[Dataset excerpt]
========================================

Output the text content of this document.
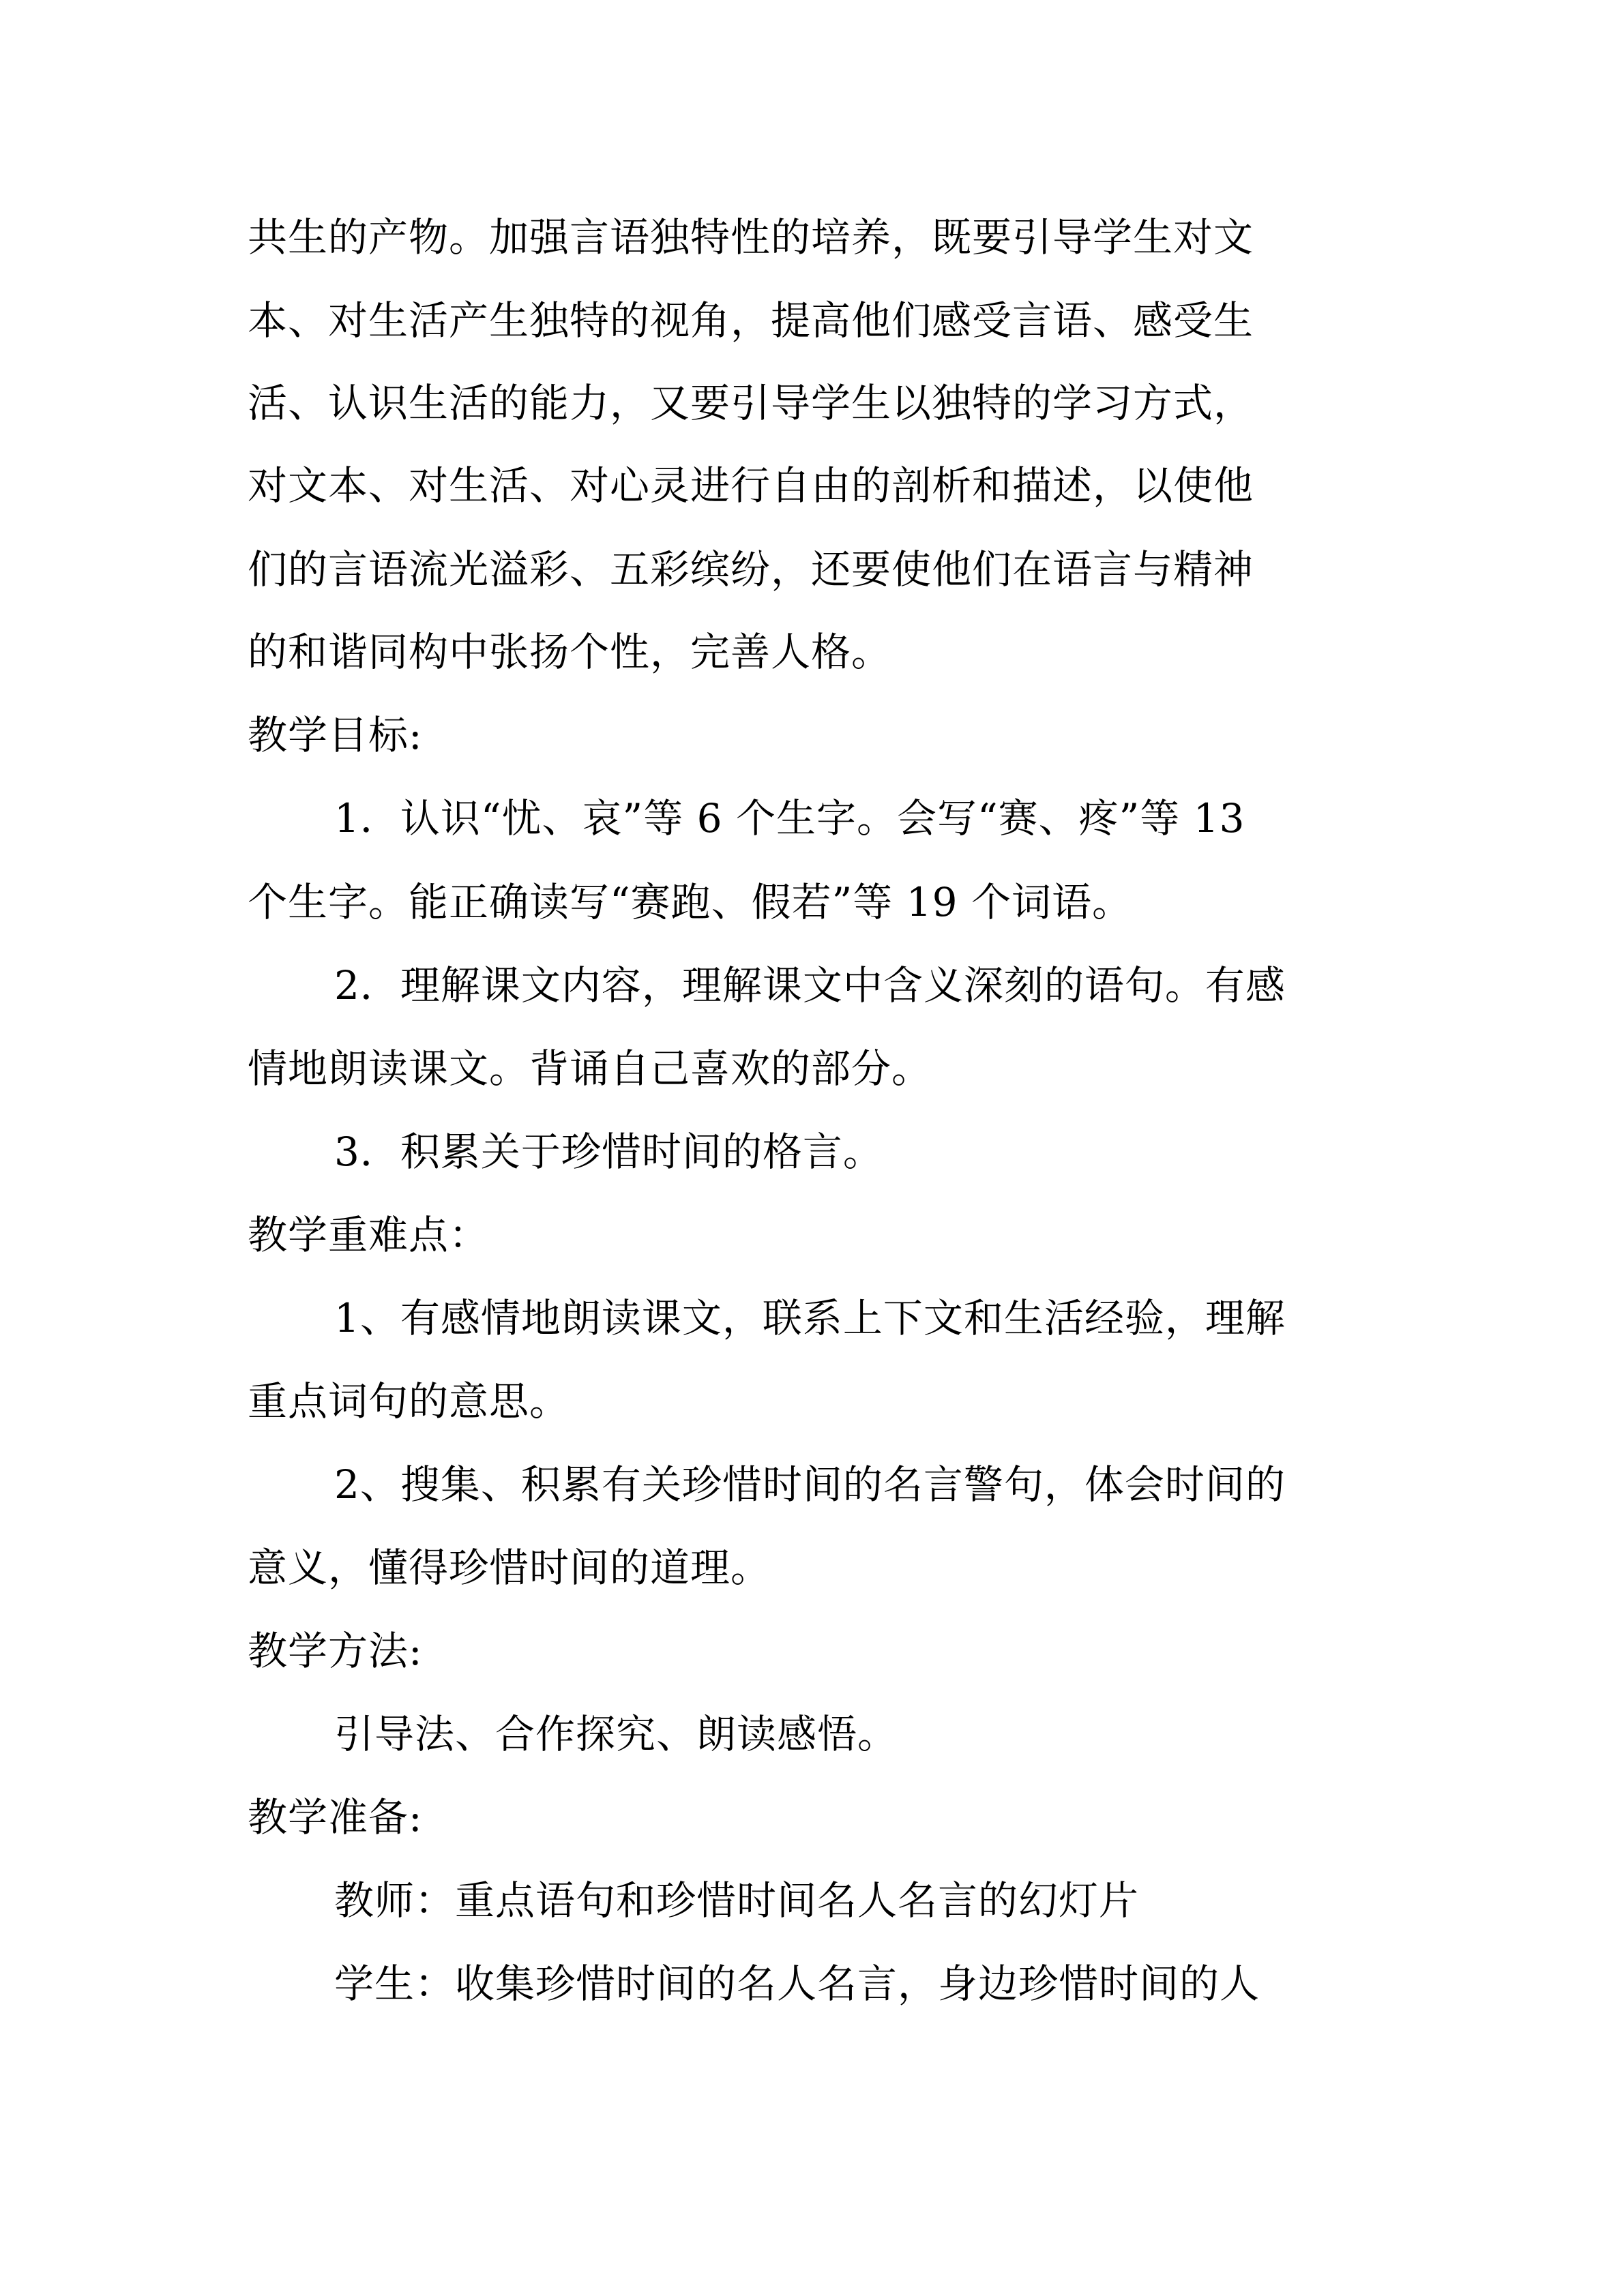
共生的产物。加强言语独特性的培养，既要引导学生对文
本、对生活产生独特的视角，提高他们感受言语、感受生
活、认识生活的能力，又要引导学生以独特的学习方式，
对文本、对生活、对心灵进行自由的剖析和描述，以使他
们的言语流光溢彩、五彩缤纷，还要使他们在语言与精神
的和谐同构中张扬个性，完善人格。
教学目标:
1．认识“忧、哀”等 6 个生字。会写“赛、疼”等 13
个生字。能正确读写“赛跑、假若”等 19 个词语。
2．理解课文内容，理解课文中含义深刻的语句。有感
情地朗读课文。背诵自己喜欢的部分。
3．积累关于珍惜时间的格言。
教学重难点：
1、有感情地朗读课文，联系上下文和生活经验，理解
重点词句的意思。
2、搜集、积累有关珍惜时间的名言警句，体会时间的
意义，懂得珍惜时间的道理。
教学方法:
引导法、合作探究、朗读感悟。
教学准备:
教师：重点语句和珍惜时间名人名言的幻灯片
学生：收集珍惜时间的名人名言，身边珍惜时间的人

========================================

Written request - An exact transcription of all the entries is required, without the pictures.

Final result -
Output the text content of this document.
共生的产物。加强言语独特性的培养，既要引导学生对文
本、对生活产生独特的视角，提高他们感受言语、感受生
活、认识生活的能力，又要引导学生以独特的学习方式，
对文本、对生活、对心灵进行自由的剖析和描述，以使他
们的言语流光溢彩、五彩缤纷，还要使他们在语言与精神
的和谐同构中张扬个性，完善人格。
教学目标:
1．认识“忧、哀”等 6 个生字。会写“赛、疼”等 13
个生字。能正确读写“赛跑、假若”等 19 个词语。
2．理解课文内容，理解课文中含义深刻的语句。有感
情地朗读课文。背诵自己喜欢的部分。
3．积累关于珍惜时间的格言。
教学重难点：
1、有感情地朗读课文，联系上下文和生活经验，理解
重点词句的意思。
2、搜集、积累有关珍惜时间的名言警句，体会时间的
意义，懂得珍惜时间的道理。
教学方法:
引导法、合作探究、朗读感悟。
教学准备:
教师：重点语句和珍惜时间名人名言的幻灯片
学生：收集珍惜时间的名人名言，身边珍惜时间的人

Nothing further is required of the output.